───── INFORMATION SUPPLIED
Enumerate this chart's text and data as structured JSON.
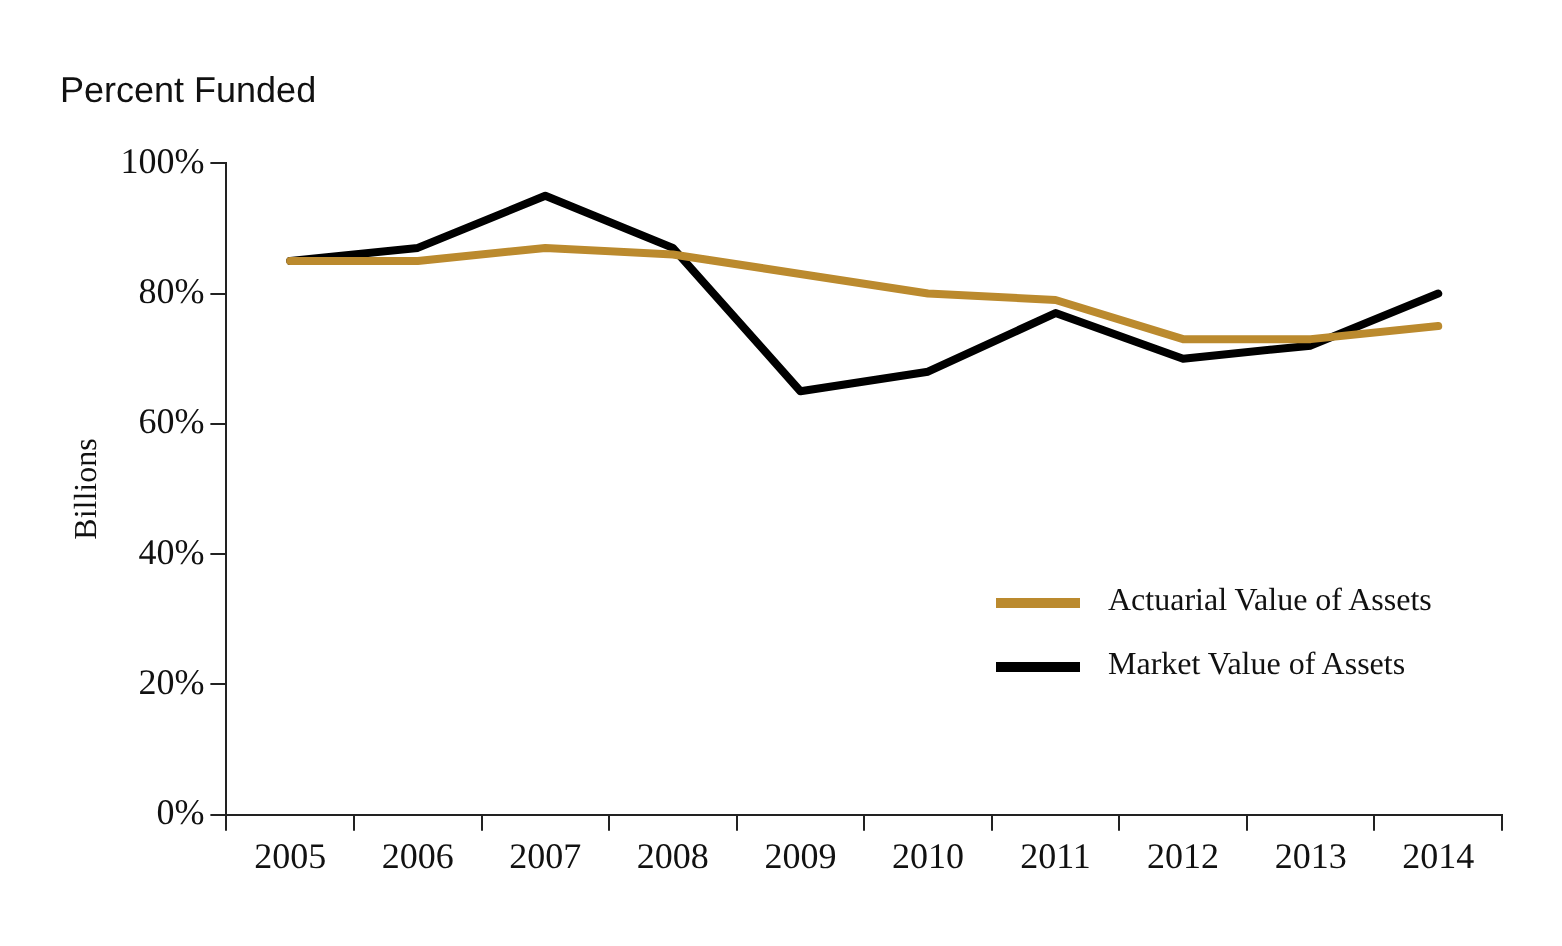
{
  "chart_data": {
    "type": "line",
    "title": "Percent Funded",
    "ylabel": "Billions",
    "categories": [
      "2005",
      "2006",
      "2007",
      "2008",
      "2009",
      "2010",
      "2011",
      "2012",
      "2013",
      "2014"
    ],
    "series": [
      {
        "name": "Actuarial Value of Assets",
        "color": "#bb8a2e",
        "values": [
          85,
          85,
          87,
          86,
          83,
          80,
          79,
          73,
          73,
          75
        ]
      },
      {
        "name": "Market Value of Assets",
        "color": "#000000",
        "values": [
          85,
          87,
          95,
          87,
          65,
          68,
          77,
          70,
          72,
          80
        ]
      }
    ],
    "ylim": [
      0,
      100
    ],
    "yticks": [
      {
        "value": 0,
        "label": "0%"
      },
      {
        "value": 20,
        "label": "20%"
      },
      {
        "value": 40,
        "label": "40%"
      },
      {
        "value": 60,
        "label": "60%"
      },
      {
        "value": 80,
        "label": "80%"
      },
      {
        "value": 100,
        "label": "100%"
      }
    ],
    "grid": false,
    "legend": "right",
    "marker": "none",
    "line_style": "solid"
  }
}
──────────
§ EXERCISE
All the lines above are to be reproduced exactly, except the pictures.

§ REPLY TO THE TASK
Enumerate this chart's text and data as structured JSON.
{
  "chart_data": {
    "type": "line",
    "title": "Percent Funded",
    "ylabel": "Billions",
    "categories": [
      "2005",
      "2006",
      "2007",
      "2008",
      "2009",
      "2010",
      "2011",
      "2012",
      "2013",
      "2014"
    ],
    "series": [
      {
        "name": "Actuarial Value of Assets",
        "color": "#bb8a2e",
        "values": [
          85,
          85,
          87,
          86,
          83,
          80,
          79,
          73,
          73,
          75
        ]
      },
      {
        "name": "Market Value of Assets",
        "color": "#000000",
        "values": [
          85,
          87,
          95,
          87,
          65,
          68,
          77,
          70,
          72,
          80
        ]
      }
    ],
    "ylim": [
      0,
      100
    ],
    "yticks": [
      {
        "value": 0,
        "label": "0%"
      },
      {
        "value": 20,
        "label": "20%"
      },
      {
        "value": 40,
        "label": "40%"
      },
      {
        "value": 60,
        "label": "60%"
      },
      {
        "value": 80,
        "label": "80%"
      },
      {
        "value": 100,
        "label": "100%"
      }
    ],
    "grid": false,
    "legend": "right",
    "marker": "none",
    "line_style": "solid"
  }
}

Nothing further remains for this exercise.